== Given entries ==

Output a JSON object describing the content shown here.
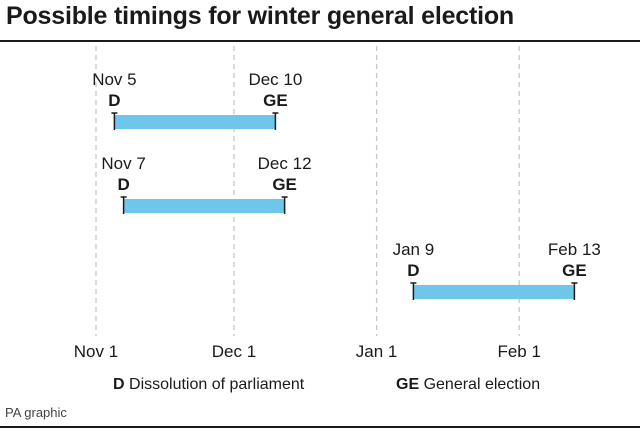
{
  "title": "Possible timings for winter general election",
  "credit": "PA graphic",
  "chart_data": {
    "type": "timeline",
    "axis": {
      "ticks": [
        {
          "label": "Nov 1",
          "date": "2019-11-01"
        },
        {
          "label": "Dec 1",
          "date": "2019-12-01"
        },
        {
          "label": "Jan 1",
          "date": "2020-01-01"
        },
        {
          "label": "Feb 1",
          "date": "2020-02-01"
        }
      ]
    },
    "ranges": [
      {
        "start_label": "Nov 5",
        "start_date": "2019-11-05",
        "start_marker": "D",
        "end_label": "Dec 10",
        "end_date": "2019-12-10",
        "end_marker": "GE"
      },
      {
        "start_label": "Nov 7",
        "start_date": "2019-11-07",
        "start_marker": "D",
        "end_label": "Dec 12",
        "end_date": "2019-12-12",
        "end_marker": "GE"
      },
      {
        "start_label": "Jan 9",
        "start_date": "2020-01-09",
        "start_marker": "D",
        "end_label": "Feb 13",
        "end_date": "2020-02-13",
        "end_marker": "GE"
      }
    ],
    "legend": [
      {
        "key": "D",
        "text": "Dissolution of parliament"
      },
      {
        "key": "GE",
        "text": "General election"
      }
    ],
    "bar_color": "#6ec6ea",
    "grid": true
  }
}
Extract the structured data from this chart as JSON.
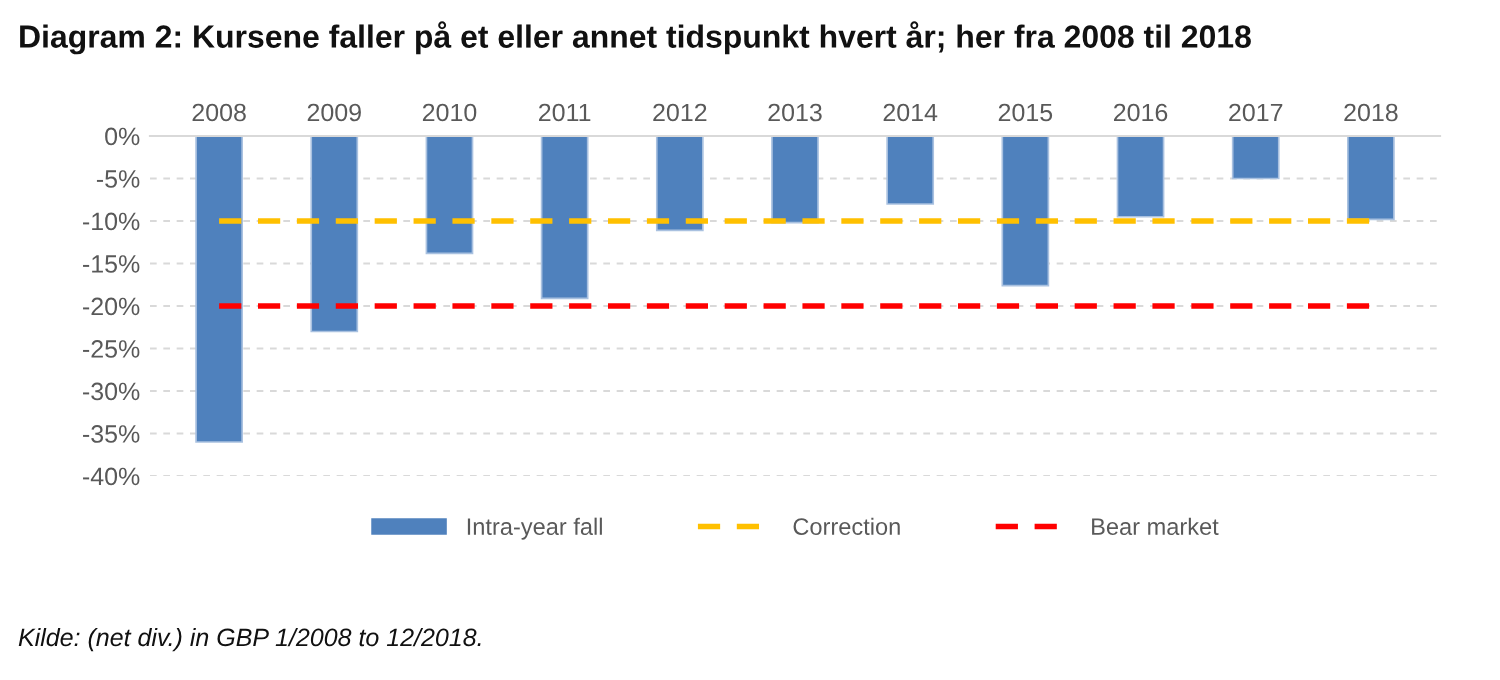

===

Return each line among the entries that holds the word "election".

  "title": "Possible timings for winter general election",
        "text": "General election"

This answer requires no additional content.